- _Selected extract_:
--- START ---

U.S. bank Wells Fargo
Encouraging data on U.S. trade and jobless claims helped Wall Street stocks end up for a fifth week on Thursday, while White House economic adviser Lawrence Summers predicted the economy would emerge from a sense of freefall in months as stimulus and rescue efforts took effect.
Asian stocks were also higher on Friday, with Japan's Nikkei average <.N225> ending up 0.5 percent, having reached a three-month high above 9,000 points during the session. <.T>
The Nikkei is likely to test this year's peak of around 9,300 in the near term, supported by growing optimism toward the U.S. economy, said Takahiko Murai, general manager of equities at Nozomi Securities.
But further gains in Tokyo stocks might be limited as executives at major firms here still hold pessimistic views on the Japanese economy.
Japan's Prime Minister Taro Aso formally announced a $154 billion spending plan to lift the country out of its deepest depression since World War Two.
China's stocks soared to a seven-month closing high after the official Xinhua news agency said exports had fallen 17.1 percent in March, much slower than February's 25.7 percent tumble, and beating economists' forecast of a 21.5 percent drop.

--- END ---

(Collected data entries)

--- START ---

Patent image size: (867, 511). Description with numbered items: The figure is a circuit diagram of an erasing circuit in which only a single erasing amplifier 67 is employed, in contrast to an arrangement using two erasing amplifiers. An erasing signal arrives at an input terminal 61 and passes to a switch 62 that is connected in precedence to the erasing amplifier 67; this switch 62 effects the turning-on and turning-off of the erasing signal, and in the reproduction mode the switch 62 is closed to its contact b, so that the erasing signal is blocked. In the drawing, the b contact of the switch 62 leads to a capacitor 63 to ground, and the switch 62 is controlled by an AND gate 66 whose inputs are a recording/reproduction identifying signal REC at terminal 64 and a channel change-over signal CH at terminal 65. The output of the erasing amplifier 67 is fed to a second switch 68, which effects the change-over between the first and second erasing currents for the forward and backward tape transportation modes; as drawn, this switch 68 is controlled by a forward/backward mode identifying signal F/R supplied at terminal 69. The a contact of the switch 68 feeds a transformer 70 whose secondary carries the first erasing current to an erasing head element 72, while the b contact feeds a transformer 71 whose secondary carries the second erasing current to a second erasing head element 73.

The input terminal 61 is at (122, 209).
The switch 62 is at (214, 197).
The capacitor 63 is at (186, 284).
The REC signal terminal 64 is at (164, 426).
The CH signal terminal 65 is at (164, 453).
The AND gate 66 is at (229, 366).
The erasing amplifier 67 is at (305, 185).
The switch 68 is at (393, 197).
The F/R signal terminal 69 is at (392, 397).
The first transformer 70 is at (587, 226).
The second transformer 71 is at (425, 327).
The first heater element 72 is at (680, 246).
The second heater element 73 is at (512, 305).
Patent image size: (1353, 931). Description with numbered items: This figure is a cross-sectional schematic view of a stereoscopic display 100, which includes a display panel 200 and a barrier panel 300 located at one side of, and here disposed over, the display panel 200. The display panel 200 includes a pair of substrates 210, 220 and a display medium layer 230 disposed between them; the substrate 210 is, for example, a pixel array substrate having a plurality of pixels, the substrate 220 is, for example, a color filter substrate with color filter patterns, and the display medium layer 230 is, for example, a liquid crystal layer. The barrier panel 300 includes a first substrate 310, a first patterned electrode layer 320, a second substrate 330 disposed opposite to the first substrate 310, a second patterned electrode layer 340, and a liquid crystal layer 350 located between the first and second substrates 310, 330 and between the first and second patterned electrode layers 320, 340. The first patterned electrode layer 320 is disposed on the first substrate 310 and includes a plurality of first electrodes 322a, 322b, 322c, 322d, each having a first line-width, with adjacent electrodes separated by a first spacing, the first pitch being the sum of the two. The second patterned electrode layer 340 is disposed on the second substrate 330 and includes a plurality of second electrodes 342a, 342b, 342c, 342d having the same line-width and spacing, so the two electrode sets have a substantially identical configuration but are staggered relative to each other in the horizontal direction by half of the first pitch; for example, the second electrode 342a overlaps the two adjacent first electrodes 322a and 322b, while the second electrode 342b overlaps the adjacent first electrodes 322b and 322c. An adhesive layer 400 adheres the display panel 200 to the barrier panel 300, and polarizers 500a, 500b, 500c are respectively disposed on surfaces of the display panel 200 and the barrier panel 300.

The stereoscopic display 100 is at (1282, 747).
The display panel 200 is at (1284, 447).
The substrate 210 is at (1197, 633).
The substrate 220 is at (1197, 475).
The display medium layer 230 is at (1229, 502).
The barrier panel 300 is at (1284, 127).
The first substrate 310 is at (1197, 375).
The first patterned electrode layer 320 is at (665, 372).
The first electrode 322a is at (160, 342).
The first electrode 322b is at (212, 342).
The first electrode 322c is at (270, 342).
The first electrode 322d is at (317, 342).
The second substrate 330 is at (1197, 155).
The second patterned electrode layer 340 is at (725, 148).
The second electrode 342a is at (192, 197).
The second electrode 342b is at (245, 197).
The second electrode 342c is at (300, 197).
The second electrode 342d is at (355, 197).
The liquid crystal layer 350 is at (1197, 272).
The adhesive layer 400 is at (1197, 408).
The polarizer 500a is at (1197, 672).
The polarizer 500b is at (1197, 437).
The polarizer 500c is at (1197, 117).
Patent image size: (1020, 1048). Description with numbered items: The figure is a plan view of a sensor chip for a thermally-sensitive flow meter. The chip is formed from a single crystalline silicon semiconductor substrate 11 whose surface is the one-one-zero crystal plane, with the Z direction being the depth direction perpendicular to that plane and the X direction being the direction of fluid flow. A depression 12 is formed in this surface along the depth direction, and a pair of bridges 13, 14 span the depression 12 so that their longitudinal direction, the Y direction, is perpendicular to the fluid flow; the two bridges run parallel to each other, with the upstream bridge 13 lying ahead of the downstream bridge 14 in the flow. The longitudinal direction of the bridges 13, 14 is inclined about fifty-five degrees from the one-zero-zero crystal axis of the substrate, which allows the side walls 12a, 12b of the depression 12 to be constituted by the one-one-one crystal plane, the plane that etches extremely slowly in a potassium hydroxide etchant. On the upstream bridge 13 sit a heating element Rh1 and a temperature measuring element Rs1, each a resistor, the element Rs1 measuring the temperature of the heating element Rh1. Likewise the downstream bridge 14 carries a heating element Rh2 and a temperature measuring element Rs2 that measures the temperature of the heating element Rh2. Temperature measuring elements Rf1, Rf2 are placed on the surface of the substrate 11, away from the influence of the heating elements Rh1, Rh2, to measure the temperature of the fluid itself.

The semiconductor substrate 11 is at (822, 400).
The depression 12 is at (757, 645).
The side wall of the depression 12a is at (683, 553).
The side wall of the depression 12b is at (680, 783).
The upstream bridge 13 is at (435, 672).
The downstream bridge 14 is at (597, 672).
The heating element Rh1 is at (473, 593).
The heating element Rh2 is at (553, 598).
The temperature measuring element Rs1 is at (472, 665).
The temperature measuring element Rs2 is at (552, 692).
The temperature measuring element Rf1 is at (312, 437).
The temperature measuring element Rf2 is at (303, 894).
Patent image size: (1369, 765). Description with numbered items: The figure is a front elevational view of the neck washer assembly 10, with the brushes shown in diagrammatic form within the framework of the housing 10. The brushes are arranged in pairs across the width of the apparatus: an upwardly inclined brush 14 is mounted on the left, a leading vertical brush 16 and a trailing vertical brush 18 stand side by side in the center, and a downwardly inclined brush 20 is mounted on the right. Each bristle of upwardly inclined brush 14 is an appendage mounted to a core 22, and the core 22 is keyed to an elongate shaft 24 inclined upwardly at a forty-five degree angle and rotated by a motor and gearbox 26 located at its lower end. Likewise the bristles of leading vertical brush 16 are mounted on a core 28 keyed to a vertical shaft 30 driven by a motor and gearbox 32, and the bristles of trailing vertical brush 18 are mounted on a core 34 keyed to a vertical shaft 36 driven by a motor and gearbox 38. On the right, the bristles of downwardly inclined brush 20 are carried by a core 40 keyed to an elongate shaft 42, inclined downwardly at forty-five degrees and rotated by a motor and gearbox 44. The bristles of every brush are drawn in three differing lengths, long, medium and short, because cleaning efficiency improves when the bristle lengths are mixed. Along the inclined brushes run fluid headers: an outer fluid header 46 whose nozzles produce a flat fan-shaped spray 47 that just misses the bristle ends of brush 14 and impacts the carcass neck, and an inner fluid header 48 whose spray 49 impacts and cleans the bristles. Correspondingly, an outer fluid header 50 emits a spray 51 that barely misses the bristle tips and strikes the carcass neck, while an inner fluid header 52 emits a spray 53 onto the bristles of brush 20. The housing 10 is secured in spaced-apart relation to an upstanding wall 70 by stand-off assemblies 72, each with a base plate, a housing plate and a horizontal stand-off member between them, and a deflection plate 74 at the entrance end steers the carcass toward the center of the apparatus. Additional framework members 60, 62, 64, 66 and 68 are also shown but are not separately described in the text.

--- END ---

Using the market report, answer these questions:
1. At which firm is Takahiko Murai general manager of equities?
2. By what percentage did Japan's Nikkei average end up on Friday?
3. What was the size of the spending plan that Taro Aso formally announced?
The rows were taken from a source separate from the market report.

1. Nozomi Securities
2. 0.5 percent
3. $154 billion